◆ **Data entries**:

####################

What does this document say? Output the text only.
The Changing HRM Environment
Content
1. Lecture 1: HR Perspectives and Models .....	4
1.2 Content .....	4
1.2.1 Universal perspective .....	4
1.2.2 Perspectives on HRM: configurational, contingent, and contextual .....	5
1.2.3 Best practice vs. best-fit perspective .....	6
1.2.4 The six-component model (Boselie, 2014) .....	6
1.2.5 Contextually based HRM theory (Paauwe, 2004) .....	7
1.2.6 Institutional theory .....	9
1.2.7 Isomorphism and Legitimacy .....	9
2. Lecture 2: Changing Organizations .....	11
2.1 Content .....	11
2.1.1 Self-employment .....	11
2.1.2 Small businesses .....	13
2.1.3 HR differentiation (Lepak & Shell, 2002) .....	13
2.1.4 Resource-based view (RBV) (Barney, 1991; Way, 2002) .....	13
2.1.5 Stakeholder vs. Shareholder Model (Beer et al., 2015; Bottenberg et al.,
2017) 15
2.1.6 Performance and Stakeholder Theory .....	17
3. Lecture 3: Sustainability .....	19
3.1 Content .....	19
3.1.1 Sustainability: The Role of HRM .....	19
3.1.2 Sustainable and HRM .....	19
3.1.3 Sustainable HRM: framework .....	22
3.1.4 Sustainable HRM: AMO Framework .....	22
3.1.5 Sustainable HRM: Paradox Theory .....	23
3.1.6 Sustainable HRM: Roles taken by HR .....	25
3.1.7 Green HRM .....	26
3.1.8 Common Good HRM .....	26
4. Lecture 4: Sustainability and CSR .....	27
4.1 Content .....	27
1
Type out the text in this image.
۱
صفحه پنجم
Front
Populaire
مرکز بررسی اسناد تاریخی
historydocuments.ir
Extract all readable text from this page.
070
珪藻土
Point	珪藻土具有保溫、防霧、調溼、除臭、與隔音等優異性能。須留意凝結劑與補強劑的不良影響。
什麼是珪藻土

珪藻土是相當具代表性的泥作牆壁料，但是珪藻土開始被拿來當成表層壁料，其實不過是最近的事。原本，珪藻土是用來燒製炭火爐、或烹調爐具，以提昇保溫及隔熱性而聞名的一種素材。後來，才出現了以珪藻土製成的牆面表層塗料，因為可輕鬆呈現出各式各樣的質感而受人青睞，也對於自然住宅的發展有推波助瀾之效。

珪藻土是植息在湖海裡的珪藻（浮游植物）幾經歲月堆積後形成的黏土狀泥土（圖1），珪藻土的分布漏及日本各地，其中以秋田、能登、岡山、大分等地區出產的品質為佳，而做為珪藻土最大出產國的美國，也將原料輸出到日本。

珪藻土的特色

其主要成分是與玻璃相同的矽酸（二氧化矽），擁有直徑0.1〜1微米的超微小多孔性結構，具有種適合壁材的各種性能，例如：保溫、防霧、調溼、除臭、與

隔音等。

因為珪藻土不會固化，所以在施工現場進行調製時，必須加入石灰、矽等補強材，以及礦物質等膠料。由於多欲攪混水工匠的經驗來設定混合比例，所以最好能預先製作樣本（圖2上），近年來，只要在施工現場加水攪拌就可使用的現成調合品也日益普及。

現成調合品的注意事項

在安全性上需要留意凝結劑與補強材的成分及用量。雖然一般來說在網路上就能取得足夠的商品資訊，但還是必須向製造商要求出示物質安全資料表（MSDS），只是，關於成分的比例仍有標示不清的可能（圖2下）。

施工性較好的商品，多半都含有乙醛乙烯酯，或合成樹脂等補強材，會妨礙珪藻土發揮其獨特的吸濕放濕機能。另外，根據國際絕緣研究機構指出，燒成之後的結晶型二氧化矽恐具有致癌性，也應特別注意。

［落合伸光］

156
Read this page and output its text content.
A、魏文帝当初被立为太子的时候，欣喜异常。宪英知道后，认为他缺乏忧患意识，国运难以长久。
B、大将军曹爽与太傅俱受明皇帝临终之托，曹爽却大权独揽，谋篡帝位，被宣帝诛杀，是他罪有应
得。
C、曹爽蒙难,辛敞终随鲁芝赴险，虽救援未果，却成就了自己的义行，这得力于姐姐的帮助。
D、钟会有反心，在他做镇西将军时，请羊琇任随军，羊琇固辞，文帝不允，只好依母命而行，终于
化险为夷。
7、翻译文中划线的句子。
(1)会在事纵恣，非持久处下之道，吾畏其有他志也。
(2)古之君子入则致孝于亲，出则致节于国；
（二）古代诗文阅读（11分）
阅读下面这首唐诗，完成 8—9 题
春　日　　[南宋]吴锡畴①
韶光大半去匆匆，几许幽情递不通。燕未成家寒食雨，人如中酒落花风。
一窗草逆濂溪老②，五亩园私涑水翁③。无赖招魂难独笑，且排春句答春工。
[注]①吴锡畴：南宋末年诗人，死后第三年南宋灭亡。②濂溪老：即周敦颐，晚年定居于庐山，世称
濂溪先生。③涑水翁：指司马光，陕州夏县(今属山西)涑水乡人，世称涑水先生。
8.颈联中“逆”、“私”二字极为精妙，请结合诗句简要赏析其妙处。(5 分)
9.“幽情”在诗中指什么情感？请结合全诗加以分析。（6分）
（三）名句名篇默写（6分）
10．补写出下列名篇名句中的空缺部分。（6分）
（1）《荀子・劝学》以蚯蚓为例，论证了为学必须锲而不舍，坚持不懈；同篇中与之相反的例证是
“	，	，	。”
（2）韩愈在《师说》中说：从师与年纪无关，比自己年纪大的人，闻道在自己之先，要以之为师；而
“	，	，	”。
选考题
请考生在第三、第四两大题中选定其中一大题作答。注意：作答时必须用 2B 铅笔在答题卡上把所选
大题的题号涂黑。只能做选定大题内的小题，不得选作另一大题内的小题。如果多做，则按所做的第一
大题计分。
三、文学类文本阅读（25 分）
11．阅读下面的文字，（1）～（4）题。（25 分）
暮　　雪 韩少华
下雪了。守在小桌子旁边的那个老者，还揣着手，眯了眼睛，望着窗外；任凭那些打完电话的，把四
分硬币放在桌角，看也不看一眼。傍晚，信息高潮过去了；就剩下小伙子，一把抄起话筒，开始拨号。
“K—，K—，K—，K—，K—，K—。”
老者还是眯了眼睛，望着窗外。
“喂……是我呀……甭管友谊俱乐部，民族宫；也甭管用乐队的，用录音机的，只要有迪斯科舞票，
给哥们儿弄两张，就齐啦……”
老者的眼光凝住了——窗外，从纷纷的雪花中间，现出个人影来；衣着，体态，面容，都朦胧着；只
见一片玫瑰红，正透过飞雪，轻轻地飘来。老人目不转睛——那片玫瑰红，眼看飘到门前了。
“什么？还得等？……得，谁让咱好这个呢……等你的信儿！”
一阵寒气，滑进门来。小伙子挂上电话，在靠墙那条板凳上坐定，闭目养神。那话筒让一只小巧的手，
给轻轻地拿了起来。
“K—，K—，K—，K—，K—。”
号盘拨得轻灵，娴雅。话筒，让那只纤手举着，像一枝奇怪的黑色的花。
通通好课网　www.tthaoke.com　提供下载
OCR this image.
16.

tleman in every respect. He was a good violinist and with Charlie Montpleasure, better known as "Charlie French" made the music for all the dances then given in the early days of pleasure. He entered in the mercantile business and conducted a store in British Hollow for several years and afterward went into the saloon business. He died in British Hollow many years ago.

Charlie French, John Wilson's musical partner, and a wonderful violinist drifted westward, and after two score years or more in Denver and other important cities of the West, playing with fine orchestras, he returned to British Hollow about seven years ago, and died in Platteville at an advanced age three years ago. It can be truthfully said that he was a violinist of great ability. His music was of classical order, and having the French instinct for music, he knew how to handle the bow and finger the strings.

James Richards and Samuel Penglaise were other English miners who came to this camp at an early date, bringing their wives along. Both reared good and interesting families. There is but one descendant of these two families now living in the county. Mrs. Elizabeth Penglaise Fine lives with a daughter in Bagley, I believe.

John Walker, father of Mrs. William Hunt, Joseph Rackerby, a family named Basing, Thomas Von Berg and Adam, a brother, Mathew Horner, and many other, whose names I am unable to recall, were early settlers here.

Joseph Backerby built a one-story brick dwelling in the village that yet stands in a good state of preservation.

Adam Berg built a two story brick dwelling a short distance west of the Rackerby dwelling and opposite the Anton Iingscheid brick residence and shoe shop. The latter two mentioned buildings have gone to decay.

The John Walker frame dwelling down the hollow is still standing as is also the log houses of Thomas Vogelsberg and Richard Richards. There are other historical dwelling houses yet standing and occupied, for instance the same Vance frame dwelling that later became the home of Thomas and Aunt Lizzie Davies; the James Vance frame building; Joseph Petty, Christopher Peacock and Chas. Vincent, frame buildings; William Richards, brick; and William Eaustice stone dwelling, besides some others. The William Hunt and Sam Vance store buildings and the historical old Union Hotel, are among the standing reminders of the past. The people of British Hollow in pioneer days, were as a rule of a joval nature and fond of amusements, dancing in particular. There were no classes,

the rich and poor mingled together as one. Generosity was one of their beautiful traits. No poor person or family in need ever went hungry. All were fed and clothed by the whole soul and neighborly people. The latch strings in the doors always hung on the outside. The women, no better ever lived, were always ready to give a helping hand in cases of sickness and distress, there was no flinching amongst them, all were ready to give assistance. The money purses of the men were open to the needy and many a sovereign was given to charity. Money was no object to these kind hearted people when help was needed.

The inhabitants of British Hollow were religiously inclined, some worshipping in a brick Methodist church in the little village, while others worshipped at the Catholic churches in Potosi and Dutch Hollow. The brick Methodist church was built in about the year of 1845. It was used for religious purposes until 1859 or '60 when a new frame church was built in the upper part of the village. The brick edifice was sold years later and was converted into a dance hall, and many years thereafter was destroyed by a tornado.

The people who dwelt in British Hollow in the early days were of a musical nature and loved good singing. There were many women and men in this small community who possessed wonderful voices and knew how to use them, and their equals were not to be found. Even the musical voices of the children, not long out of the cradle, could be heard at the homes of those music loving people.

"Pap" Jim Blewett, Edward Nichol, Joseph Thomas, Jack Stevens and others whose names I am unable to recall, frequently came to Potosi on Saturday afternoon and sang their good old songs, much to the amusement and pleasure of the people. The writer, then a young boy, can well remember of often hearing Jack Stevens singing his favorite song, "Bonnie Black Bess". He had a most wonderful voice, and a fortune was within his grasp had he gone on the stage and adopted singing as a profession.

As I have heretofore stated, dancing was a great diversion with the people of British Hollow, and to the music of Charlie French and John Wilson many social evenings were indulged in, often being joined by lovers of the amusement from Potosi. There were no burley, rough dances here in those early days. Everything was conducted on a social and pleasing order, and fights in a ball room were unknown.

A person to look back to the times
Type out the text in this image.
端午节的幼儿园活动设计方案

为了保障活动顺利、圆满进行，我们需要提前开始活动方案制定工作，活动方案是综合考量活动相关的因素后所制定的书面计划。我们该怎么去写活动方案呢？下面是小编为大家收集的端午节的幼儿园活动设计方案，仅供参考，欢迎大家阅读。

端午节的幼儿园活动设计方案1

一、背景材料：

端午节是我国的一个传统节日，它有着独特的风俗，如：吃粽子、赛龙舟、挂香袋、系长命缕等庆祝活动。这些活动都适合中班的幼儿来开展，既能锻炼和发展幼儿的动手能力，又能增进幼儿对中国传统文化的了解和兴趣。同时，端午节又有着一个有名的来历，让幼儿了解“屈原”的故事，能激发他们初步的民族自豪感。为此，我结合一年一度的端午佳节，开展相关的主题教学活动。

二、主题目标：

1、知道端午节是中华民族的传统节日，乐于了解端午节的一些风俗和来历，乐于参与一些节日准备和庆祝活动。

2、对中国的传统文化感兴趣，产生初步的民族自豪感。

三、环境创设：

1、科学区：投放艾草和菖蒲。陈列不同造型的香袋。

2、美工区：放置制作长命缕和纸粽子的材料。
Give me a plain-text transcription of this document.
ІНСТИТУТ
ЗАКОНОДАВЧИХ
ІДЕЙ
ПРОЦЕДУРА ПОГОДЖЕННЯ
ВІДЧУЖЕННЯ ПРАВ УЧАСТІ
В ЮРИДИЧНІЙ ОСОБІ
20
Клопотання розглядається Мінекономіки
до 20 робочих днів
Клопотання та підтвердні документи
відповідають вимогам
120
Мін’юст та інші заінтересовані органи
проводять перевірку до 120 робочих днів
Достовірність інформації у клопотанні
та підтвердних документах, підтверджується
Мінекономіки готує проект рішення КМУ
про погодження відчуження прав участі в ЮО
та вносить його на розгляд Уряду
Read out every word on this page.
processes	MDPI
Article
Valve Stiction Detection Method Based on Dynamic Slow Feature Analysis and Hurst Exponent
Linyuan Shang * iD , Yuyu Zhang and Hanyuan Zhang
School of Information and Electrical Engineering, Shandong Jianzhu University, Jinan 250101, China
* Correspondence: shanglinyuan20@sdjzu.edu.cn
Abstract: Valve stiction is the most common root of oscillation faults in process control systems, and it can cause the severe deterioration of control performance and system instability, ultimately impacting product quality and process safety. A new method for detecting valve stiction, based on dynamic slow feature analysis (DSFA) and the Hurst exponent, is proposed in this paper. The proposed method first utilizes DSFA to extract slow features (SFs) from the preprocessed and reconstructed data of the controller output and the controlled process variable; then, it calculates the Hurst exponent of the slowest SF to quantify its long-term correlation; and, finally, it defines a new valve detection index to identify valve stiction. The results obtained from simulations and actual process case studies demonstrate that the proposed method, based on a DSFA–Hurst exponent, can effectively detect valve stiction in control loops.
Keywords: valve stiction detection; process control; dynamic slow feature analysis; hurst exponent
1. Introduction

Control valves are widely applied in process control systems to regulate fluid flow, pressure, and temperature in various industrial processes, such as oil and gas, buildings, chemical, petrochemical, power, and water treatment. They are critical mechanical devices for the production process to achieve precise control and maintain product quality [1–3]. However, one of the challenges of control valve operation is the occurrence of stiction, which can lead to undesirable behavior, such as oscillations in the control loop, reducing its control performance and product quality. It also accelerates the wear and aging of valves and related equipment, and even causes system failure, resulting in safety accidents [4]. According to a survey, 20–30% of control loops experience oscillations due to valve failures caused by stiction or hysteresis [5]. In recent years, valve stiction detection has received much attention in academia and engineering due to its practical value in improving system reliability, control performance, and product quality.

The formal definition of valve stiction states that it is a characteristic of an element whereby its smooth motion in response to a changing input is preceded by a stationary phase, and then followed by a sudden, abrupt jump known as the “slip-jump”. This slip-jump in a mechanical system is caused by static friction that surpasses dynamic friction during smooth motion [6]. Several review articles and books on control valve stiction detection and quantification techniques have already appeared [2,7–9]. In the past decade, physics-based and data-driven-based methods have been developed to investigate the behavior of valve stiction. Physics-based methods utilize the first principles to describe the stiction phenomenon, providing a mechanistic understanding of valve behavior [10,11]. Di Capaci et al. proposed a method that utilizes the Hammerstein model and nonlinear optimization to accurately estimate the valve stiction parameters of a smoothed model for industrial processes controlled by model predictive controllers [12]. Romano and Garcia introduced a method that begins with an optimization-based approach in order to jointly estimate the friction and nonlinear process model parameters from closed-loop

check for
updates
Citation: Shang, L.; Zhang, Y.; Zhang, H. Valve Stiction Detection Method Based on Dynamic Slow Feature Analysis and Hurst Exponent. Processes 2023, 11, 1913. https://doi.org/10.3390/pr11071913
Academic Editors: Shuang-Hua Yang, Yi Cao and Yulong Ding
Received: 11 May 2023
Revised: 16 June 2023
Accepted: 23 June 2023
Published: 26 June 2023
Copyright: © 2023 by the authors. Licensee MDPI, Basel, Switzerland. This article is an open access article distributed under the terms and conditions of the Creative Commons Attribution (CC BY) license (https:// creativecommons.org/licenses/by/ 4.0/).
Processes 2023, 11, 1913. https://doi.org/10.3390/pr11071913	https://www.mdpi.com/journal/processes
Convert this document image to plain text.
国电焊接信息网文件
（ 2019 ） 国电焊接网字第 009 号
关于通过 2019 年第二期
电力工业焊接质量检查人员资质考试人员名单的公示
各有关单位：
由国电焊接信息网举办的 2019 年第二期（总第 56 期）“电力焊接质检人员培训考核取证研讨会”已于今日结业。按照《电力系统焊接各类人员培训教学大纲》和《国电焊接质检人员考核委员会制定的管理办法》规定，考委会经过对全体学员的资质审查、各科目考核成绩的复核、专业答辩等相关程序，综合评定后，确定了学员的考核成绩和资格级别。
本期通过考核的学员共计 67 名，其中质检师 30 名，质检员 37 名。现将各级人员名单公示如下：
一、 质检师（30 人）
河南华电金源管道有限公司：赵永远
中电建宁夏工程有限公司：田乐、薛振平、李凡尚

####################

Search the data for the string "望着窗外". List each line that has it.

◆ **WRITTEN ANSWER**:
下雪了。守在小桌子旁边的那个老者，还揣着手，眯了眼睛，望着窗外；任凭那些打完电话的，把四
老者还是眯了眼睛，望着窗外。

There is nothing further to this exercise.